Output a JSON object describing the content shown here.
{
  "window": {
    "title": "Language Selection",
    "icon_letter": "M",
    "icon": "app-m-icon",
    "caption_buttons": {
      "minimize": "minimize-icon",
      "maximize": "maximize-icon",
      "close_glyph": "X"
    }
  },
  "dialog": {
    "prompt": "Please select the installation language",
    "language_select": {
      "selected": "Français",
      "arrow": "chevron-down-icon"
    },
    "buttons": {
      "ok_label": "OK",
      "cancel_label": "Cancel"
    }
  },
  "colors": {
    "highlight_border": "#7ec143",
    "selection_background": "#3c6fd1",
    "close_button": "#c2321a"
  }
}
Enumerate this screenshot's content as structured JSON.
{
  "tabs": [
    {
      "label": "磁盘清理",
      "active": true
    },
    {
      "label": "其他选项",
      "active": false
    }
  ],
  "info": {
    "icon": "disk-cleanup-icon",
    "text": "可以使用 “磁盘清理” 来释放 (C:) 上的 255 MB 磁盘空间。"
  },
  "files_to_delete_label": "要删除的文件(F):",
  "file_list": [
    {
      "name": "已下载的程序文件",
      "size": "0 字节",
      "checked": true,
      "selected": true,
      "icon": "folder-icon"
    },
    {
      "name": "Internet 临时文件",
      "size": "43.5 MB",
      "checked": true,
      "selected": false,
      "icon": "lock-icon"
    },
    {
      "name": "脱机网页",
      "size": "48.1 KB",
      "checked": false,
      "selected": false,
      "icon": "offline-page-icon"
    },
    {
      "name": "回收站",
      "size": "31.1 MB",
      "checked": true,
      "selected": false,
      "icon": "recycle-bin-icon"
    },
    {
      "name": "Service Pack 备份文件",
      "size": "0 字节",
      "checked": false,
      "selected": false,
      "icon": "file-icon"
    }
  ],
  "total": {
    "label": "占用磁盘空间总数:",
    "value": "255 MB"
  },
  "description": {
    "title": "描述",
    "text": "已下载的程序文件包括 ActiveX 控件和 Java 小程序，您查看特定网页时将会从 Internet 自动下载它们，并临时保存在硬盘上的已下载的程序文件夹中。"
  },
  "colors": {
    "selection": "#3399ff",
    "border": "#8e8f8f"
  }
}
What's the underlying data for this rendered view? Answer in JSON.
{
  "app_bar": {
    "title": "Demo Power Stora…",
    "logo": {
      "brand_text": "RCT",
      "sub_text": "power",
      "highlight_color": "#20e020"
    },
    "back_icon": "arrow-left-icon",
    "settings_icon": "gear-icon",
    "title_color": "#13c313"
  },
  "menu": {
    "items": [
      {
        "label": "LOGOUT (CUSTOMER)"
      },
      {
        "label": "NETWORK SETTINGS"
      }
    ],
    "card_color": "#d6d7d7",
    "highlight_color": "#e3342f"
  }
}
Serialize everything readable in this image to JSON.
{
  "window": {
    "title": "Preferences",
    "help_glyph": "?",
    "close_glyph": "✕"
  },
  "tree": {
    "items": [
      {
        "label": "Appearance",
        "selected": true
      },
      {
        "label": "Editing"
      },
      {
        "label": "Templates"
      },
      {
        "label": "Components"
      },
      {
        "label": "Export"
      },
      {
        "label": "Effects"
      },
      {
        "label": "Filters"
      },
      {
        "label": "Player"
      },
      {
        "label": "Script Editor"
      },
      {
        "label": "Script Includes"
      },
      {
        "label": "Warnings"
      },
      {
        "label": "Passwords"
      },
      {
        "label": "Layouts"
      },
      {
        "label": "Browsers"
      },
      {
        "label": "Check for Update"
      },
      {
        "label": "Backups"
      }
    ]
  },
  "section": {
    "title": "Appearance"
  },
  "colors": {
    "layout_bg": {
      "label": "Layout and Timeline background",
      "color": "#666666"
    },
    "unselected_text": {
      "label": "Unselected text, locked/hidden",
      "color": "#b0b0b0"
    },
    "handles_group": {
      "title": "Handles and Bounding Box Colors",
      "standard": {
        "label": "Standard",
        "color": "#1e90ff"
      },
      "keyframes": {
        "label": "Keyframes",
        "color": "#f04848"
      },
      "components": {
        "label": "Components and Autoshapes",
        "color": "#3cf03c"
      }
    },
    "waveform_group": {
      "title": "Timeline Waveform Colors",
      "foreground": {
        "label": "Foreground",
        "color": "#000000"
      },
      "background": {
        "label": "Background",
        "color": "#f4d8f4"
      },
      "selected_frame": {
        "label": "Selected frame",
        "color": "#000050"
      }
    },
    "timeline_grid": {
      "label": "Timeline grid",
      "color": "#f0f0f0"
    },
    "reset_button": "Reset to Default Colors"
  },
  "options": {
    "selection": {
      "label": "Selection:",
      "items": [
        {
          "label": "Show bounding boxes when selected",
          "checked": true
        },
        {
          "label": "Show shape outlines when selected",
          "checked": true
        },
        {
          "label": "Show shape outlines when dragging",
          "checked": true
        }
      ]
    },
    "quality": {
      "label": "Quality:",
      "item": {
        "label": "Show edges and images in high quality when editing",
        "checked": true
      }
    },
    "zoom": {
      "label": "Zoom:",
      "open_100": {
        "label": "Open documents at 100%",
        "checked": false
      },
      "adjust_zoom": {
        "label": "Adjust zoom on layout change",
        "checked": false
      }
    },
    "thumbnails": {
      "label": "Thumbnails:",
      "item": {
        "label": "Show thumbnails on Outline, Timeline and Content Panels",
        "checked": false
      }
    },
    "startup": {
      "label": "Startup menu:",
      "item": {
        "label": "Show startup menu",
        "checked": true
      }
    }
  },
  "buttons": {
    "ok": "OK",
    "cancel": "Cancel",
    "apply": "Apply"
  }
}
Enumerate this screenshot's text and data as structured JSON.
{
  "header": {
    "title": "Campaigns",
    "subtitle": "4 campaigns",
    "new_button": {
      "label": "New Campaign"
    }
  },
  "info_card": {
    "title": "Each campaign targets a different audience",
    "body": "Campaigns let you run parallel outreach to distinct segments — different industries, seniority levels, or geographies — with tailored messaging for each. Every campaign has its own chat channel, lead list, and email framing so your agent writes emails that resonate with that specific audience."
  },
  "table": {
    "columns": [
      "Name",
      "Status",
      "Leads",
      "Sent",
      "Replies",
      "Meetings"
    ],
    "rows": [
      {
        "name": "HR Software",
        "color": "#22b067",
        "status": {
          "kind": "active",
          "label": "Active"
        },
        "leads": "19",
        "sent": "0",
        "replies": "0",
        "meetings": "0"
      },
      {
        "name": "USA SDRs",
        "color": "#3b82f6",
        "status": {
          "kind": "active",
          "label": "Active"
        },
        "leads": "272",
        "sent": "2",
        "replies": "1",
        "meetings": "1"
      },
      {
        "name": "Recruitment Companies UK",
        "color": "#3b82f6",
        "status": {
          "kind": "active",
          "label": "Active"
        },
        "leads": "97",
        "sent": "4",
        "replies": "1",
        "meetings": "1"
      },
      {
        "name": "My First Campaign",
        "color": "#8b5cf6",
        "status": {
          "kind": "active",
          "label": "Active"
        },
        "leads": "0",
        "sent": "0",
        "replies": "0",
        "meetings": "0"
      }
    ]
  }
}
◆ ◆ ◆ ◆ ◆
■ Stated problem: Each line from the one containing "Enumerate this screenshot's text" through the end of the entries, both included, is to be returned exactly, with no other lines.

■ Finished exercise:
Enumerate this screenshot's text and data as structured JSON.
{
  "header": {
    "title": "Campaigns",
    "subtitle": "4 campaigns",
    "new_button": {
      "label": "New Campaign"
    }
  },
  "info_card": {
    "title": "Each campaign targets a different audience",
    "body": "Campaigns let you run parallel outreach to distinct segments — different industries, seniority levels, or geographies — with tailored messaging for each. Every campaign has its own chat channel, lead list, and email framing so your agent writes emails that resonate with that specific audience."
  },
  "table": {
    "columns": [
      "Name",
      "Status",
      "Leads",
      "Sent",
      "Replies",
      "Meetings"
    ],
    "rows": [
      {
        "name": "HR Software",
        "color": "#22b067",
        "status": {
          "kind": "active",
          "label": "Active"
        },
        "leads": "19",
        "sent": "0",
        "replies": "0",
        "meetings": "0"
      },
      {
        "name": "USA SDRs",
        "color": "#3b82f6",
        "status": {
          "kind": "active",
          "label": "Active"
        },
        "leads": "272",
        "sent": "2",
        "replies": "1",
        "meetings": "1"
      },
      {
        "name": "Recruitment Companies UK",
        "color": "#3b82f6",
        "status": {
          "kind": "active",
          "label": "Active"
        },
        "leads": "97",
        "sent": "4",
        "replies": "1",
        "meetings": "1"
      },
      {
        "name": "My First Campaign",
        "color": "#8b5cf6",
        "status": {
          "kind": "active",
          "label": "Active"
        },
        "leads": "0",
        "sent": "0",
        "replies": "0",
        "meetings": "0"
      }
    ]
  }
}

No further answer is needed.